### Task instructions
Every record that follows must be duplicated exactly, with images left out.

[start of Data entries]

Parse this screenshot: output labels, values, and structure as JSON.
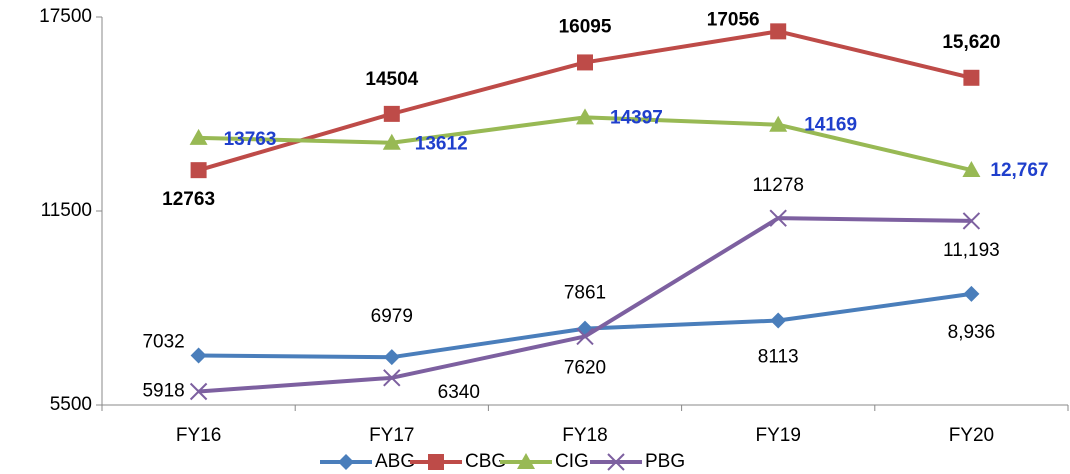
{
  "chart_data": {
    "type": "line",
    "categories": [
      "FY16",
      "FY17",
      "FY18",
      "FY19",
      "FY20"
    ],
    "series": [
      {
        "name": "ABG",
        "color": "#4a7ebb",
        "marker": "diamond",
        "values": [
          7032,
          6979,
          7861,
          8113,
          8936
        ],
        "value_labels": [
          "7032",
          "6979",
          "7861",
          "8113",
          "8,936"
        ]
      },
      {
        "name": "CBG",
        "color": "#be4b48",
        "marker": "square",
        "values": [
          12763,
          14504,
          16095,
          17056,
          15620
        ],
        "value_labels": [
          "12763",
          "14504",
          "16095",
          "17056",
          "15,620"
        ]
      },
      {
        "name": "CIG",
        "color": "#98b954",
        "marker": "triangle",
        "values": [
          13763,
          13612,
          14397,
          14169,
          12767
        ],
        "value_labels": [
          "13763",
          "13612",
          "14397",
          "14169",
          "12,767"
        ]
      },
      {
        "name": "PBG",
        "color": "#7d60a0",
        "marker": "x",
        "values": [
          5918,
          6340,
          7620,
          11278,
          11193
        ],
        "value_labels": [
          "5918",
          "6340",
          "7620",
          "11278",
          "11,193"
        ]
      }
    ],
    "ylim": [
      5500,
      17500
    ],
    "yticks": [
      5500,
      11500,
      17500
    ],
    "legend": "bottom"
  }
}
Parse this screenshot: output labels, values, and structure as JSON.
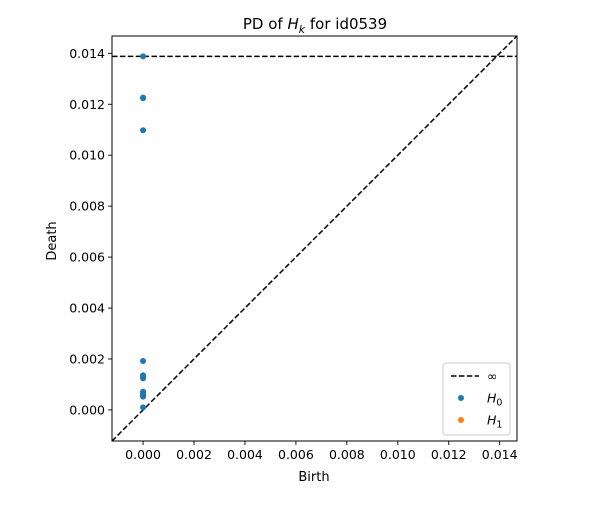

[end of Data entries]

### Task solution
Parse this screenshot: output labels, values, and structure as JSON.
{
  "chart_data": {
    "type": "line",
    "categories": [
      "FY16",
      "FY17",
      "FY18",
      "FY19",
      "FY20"
    ],
    "series": [
      {
        "name": "ABG",
        "color": "#4a7ebb",
        "marker": "diamond",
        "values": [
          7032,
          6979,
          7861,
          8113,
          8936
        ],
        "value_labels": [
          "7032",
          "6979",
          "7861",
          "8113",
          "8,936"
        ]
      },
      {
        "name": "CBG",
        "color": "#be4b48",
        "marker": "square",
        "values": [
          12763,
          14504,
          16095,
          17056,
          15620
        ],
        "value_labels": [
          "12763",
          "14504",
          "16095",
          "17056",
          "15,620"
        ]
      },
      {
        "name": "CIG",
        "color": "#98b954",
        "marker": "triangle",
        "values": [
          13763,
          13612,
          14397,
          14169,
          12767
        ],
        "value_labels": [
          "13763",
          "13612",
          "14397",
          "14169",
          "12,767"
        ]
      },
      {
        "name": "PBG",
        "color": "#7d60a0",
        "marker": "x",
        "values": [
          5918,
          6340,
          7620,
          11278,
          11193
        ],
        "value_labels": [
          "5918",
          "6340",
          "7620",
          "11278",
          "11,193"
        ]
      }
    ],
    "ylim": [
      5500,
      17500
    ],
    "yticks": [
      5500,
      11500,
      17500
    ],
    "legend": "bottom"
  }
}
Parse this screenshot: output labels, values, and structure as JSON.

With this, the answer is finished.